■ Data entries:
--- Begin ---

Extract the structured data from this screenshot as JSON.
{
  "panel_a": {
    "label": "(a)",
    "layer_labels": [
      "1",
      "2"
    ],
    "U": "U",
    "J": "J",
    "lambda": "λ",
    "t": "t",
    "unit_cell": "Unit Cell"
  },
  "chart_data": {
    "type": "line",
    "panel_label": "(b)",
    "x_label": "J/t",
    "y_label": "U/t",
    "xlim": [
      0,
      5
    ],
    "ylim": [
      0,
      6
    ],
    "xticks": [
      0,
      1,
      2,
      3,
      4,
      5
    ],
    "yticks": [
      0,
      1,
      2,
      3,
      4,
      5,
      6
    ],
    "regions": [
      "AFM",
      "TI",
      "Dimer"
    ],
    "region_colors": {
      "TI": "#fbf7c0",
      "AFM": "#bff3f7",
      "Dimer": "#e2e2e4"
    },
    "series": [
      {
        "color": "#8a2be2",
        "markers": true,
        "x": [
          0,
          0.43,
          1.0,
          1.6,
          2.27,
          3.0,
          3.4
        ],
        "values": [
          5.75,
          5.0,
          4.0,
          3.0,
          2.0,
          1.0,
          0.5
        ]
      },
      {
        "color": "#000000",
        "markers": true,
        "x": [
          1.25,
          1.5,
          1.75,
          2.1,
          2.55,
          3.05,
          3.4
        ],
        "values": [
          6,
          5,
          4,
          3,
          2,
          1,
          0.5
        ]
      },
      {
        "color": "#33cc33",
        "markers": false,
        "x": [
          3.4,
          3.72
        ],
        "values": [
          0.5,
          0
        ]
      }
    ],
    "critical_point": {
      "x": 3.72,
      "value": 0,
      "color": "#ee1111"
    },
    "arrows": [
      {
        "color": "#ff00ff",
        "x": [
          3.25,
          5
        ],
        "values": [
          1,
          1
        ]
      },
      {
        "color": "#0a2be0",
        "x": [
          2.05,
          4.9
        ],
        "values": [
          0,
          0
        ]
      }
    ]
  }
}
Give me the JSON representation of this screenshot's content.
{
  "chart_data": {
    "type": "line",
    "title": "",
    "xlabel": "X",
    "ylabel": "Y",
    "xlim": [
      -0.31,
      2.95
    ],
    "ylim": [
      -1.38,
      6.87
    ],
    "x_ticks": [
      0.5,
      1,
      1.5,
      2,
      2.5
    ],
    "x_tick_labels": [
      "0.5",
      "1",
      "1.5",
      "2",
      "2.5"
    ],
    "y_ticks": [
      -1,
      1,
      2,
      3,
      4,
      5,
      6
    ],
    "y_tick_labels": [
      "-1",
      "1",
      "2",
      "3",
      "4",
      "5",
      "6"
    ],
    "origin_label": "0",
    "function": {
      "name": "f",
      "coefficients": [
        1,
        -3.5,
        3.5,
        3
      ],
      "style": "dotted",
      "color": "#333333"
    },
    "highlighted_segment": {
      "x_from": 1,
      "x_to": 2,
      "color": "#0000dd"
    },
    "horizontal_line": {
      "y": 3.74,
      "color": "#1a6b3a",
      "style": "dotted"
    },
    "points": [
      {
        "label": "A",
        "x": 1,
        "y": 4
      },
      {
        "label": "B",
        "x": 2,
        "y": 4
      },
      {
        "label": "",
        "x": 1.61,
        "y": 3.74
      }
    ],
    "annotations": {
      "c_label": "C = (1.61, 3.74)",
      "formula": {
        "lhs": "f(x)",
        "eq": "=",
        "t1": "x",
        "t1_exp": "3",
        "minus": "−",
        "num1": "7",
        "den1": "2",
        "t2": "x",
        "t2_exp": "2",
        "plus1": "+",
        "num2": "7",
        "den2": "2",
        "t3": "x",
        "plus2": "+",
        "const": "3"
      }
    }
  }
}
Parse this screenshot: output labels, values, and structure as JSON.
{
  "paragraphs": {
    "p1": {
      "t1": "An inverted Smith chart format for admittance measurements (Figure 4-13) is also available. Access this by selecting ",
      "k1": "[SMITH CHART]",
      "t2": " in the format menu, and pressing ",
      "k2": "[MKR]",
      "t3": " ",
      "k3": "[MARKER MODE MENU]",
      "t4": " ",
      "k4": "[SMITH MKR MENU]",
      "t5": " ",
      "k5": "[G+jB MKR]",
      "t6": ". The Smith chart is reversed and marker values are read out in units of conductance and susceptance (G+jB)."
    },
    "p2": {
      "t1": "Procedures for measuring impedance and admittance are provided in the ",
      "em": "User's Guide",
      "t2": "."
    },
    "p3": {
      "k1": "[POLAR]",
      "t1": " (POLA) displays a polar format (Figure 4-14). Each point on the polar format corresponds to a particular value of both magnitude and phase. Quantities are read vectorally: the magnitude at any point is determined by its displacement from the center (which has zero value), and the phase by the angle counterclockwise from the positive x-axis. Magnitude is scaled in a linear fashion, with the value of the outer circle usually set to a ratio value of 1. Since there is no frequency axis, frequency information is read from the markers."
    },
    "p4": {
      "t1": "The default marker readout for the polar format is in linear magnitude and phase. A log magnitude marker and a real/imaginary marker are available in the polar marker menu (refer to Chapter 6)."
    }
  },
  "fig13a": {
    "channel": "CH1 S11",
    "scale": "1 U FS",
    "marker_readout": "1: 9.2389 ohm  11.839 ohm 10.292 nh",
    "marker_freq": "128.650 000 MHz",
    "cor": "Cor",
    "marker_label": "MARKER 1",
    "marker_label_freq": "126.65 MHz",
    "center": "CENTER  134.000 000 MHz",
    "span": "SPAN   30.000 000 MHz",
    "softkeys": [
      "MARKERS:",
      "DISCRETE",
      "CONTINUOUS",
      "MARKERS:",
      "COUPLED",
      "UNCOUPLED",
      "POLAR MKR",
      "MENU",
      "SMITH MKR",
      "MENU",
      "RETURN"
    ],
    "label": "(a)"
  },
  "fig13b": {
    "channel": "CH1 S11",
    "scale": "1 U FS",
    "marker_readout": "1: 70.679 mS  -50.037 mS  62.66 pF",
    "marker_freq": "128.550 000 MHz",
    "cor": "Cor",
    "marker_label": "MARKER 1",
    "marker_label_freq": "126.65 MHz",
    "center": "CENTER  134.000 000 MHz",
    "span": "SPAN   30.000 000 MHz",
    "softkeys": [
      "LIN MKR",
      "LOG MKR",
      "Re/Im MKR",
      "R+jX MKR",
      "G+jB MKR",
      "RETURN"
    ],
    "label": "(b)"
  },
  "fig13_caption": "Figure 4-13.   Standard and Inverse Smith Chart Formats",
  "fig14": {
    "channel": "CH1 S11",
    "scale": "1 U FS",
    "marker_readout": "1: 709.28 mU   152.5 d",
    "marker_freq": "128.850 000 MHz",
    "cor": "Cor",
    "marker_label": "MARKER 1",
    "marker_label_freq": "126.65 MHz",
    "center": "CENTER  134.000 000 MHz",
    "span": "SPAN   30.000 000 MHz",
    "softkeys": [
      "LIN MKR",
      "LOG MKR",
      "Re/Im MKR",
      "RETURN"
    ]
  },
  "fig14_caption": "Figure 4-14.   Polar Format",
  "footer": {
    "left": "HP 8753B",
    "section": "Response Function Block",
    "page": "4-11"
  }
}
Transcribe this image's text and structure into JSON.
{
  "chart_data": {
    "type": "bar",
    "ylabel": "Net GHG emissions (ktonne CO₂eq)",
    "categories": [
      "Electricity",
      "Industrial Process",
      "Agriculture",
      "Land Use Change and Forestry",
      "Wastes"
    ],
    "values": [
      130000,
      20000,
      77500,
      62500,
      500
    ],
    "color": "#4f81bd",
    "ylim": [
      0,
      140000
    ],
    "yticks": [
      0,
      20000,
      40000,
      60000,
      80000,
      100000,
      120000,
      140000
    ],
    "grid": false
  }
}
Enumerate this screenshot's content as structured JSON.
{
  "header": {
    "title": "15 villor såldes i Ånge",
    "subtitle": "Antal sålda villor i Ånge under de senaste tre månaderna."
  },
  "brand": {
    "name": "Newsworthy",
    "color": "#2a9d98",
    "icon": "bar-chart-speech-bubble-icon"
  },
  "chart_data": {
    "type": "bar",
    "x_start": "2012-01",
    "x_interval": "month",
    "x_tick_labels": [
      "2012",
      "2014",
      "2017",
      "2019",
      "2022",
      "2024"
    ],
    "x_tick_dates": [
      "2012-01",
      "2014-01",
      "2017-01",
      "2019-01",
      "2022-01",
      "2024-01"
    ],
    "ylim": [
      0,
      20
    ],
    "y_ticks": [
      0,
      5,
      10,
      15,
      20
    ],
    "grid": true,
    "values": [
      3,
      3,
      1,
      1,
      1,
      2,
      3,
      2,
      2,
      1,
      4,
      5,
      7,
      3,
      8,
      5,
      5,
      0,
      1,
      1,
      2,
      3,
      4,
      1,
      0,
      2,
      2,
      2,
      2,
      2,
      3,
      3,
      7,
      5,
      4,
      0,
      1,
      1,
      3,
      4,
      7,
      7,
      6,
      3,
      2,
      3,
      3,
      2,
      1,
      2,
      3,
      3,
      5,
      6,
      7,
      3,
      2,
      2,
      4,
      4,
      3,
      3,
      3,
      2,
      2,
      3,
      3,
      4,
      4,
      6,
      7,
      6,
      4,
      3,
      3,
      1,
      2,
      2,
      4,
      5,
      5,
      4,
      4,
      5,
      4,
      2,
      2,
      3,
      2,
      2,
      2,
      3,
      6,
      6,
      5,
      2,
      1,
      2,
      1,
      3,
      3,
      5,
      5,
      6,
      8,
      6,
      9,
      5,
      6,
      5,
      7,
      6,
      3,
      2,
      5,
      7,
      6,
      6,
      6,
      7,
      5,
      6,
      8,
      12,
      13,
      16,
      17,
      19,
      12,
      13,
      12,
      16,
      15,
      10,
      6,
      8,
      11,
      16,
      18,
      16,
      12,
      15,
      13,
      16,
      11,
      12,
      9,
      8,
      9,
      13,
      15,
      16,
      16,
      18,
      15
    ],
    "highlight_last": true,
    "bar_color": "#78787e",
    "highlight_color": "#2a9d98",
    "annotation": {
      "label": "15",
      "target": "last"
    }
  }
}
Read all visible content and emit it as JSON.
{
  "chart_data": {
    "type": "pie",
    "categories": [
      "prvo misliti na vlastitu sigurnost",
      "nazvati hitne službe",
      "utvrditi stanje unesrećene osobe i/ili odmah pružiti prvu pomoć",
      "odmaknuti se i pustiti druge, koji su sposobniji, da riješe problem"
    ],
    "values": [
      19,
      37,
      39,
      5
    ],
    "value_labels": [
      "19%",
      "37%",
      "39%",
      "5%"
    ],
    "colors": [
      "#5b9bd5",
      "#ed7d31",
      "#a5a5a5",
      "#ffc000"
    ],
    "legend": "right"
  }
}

--- End ---

■ Your instructions: Go through the material above and count the lines that contain "Ånge"; answer with the number alone.

■ Answer to this exercise: 2